Data entries:
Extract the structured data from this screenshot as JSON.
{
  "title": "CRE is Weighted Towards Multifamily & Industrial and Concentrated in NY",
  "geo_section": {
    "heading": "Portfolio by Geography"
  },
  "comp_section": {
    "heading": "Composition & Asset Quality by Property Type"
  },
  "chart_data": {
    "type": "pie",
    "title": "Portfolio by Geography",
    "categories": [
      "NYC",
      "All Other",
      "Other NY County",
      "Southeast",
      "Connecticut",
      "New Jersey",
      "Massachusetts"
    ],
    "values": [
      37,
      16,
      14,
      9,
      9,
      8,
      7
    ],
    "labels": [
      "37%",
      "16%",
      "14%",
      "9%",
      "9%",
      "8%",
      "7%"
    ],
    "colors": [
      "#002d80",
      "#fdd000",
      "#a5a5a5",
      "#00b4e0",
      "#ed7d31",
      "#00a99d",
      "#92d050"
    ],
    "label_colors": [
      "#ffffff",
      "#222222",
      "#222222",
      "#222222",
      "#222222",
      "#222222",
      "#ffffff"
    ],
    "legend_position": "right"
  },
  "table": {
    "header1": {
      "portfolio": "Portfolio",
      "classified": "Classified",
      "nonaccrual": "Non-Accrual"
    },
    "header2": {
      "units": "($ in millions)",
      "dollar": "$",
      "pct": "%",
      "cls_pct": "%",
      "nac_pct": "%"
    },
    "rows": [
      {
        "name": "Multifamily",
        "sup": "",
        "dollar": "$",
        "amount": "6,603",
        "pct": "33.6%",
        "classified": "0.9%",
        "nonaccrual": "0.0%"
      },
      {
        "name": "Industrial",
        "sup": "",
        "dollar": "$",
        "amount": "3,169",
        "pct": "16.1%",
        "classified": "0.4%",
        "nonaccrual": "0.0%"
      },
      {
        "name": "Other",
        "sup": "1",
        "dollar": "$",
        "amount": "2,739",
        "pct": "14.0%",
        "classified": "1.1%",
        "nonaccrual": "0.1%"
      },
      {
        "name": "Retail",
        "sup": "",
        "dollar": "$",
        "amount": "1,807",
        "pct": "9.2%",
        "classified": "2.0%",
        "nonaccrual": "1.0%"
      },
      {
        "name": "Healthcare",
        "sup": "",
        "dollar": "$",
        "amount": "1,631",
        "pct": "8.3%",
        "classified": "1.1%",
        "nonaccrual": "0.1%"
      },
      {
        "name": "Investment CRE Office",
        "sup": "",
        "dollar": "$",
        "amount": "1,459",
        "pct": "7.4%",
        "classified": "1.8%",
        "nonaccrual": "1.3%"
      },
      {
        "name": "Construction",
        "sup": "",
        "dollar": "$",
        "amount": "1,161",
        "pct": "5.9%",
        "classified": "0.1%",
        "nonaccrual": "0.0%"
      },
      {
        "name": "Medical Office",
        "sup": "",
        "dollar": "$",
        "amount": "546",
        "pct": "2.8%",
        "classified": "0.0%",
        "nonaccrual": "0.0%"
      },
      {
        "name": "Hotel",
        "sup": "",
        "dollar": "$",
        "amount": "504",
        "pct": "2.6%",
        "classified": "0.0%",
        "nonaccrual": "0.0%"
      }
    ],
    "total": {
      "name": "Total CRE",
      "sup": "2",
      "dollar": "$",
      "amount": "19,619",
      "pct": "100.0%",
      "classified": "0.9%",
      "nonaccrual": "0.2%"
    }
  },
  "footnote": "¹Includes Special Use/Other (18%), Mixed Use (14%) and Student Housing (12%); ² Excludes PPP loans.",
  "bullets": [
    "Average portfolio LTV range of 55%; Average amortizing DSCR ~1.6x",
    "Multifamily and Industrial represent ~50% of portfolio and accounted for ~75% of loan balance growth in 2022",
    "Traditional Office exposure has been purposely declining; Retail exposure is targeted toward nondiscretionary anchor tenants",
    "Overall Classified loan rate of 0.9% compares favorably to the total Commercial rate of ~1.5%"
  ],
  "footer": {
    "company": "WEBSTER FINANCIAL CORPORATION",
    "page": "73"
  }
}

**What the task asks**: Pick out all lines containing the string "Multifamily".

**Answer to this problem**:
  "title": "CRE is Weighted Towards Multifamily & Industrial and Concentrated in NY",
        "name": "Multifamily",
    "Multifamily and Industrial represent ~50% of portfolio and accounted for ~75% of loan balance growth in 2022",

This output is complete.